▸ **Task prompt**: Output each line of the material exactly as it stands.

▸ **Records shown**:
================

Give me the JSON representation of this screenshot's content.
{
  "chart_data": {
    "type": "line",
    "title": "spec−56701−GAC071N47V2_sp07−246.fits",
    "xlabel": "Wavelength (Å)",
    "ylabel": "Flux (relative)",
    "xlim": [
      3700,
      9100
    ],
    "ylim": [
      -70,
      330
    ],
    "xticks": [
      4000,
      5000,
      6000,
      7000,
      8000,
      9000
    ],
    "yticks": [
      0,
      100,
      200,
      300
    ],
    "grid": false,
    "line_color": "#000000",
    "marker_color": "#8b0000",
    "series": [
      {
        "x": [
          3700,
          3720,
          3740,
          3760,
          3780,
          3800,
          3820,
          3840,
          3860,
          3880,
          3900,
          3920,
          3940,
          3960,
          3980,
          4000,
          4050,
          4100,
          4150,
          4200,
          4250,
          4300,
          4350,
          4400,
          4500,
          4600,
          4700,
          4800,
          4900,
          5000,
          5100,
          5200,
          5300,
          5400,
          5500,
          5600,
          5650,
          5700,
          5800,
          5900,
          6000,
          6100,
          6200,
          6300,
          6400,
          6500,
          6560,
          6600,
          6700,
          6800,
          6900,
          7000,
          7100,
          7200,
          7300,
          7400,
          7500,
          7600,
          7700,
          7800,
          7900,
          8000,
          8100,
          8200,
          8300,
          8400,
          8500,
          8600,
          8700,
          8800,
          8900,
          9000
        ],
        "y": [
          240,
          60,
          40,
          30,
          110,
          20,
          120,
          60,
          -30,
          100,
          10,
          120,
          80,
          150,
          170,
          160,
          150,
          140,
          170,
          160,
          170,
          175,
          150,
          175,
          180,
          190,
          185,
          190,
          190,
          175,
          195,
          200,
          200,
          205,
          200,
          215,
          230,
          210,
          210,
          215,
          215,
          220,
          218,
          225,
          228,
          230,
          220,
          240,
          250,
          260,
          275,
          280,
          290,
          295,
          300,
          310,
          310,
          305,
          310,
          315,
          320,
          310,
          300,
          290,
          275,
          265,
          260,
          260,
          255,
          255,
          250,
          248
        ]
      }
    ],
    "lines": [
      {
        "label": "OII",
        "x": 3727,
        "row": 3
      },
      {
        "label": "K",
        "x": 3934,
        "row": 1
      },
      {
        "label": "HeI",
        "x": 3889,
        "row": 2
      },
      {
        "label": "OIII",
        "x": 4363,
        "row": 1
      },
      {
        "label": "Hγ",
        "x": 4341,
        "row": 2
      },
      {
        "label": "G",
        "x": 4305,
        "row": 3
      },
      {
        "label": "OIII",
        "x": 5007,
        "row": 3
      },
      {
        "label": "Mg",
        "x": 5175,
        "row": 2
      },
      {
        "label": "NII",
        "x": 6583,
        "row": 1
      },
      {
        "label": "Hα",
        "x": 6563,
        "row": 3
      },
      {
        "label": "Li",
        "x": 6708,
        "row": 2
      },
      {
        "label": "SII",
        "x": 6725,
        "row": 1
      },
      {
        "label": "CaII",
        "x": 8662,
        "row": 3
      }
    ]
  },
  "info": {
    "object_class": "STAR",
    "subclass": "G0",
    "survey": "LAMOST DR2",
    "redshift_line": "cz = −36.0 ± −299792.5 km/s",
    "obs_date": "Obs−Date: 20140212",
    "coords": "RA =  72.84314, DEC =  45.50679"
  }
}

================

▸ **Answer to this problem**:
Give me the JSON representation of this screenshot's content.
{
  "chart_data": {
    "type": "line",
    "title": "spec−56701−GAC071N47V2_sp07−246.fits",
    "xlabel": "Wavelength (Å)",
    "ylabel": "Flux (relative)",
    "xlim": [
      3700,
      9100
    ],
    "ylim": [
      -70,
      330
    ],
    "xticks": [
      4000,
      5000,
      6000,
      7000,
      8000,
      9000
    ],
    "yticks": [
      0,
      100,
      200,
      300
    ],
    "grid": false,
    "line_color": "#000000",
    "marker_color": "#8b0000",
    "series": [
      {
        "x": [
          3700,
          3720,
          3740,
          3760,
          3780,
          3800,
          3820,
          3840,
          3860,
          3880,
          3900,
          3920,
          3940,
          3960,
          3980,
          4000,
          4050,
          4100,
          4150,
          4200,
          4250,
          4300,
          4350,
          4400,
          4500,
          4600,
          4700,
          4800,
          4900,
          5000,
          5100,
          5200,
          5300,
          5400,
          5500,
          5600,
          5650,
          5700,
          5800,
          5900,
          6000,
          6100,
          6200,
          6300,
          6400,
          6500,
          6560,
          6600,
          6700,
          6800,
          6900,
          7000,
          7100,
          7200,
          7300,
          7400,
          7500,
          7600,
          7700,
          7800,
          7900,
          8000,
          8100,
          8200,
          8300,
          8400,
          8500,
          8600,
          8700,
          8800,
          8900,
          9000
        ],
        "y": [
          240,
          60,
          40,
          30,
          110,
          20,
          120,
          60,
          -30,
          100,
          10,
          120,
          80,
          150,
          170,
          160,
          150,
          140,
          170,
          160,
          170,
          175,
          150,
          175,
          180,
          190,
          185,
          190,
          190,
          175,
          195,
          200,
          200,
          205,
          200,
          215,
          230,
          210,
          210,
          215,
          215,
          220,
          218,
          225,
          228,
          230,
          220,
          240,
          250,
          260,
          275,
          280,
          290,
          295,
          300,
          310,
          310,
          305,
          310,
          315,
          320,
          310,
          300,
          290,
          275,
          265,
          260,
          260,
          255,
          255,
          250,
          248
        ]
      }
    ],
    "lines": [
      {
        "label": "OII",
        "x": 3727,
        "row": 3
      },
      {
        "label": "K",
        "x": 3934,
        "row": 1
      },
      {
        "label": "HeI",
        "x": 3889,
        "row": 2
      },
      {
        "label": "OIII",
        "x": 4363,
        "row": 1
      },
      {
        "label": "Hγ",
        "x": 4341,
        "row": 2
      },
      {
        "label": "G",
        "x": 4305,
        "row": 3
      },
      {
        "label": "OIII",
        "x": 5007,
        "row": 3
      },
      {
        "label": "Mg",
        "x": 5175,
        "row": 2
      },
      {
        "label": "NII",
        "x": 6583,
        "row": 1
      },
      {
        "label": "Hα",
        "x": 6563,
        "row": 3
      },
      {
        "label": "Li",
        "x": 6708,
        "row": 2
      },
      {
        "label": "SII",
        "x": 6725,
        "row": 1
      },
      {
        "label": "CaII",
        "x": 8662,
        "row": 3
      }
    ]
  },
  "info": {
    "object_class": "STAR",
    "subclass": "G0",
    "survey": "LAMOST DR2",
    "redshift_line": "cz = −36.0 ± −299792.5 km/s",
    "obs_date": "Obs−Date: 20140212",
    "coords": "RA =  72.84314, DEC =  45.50679"
  }
}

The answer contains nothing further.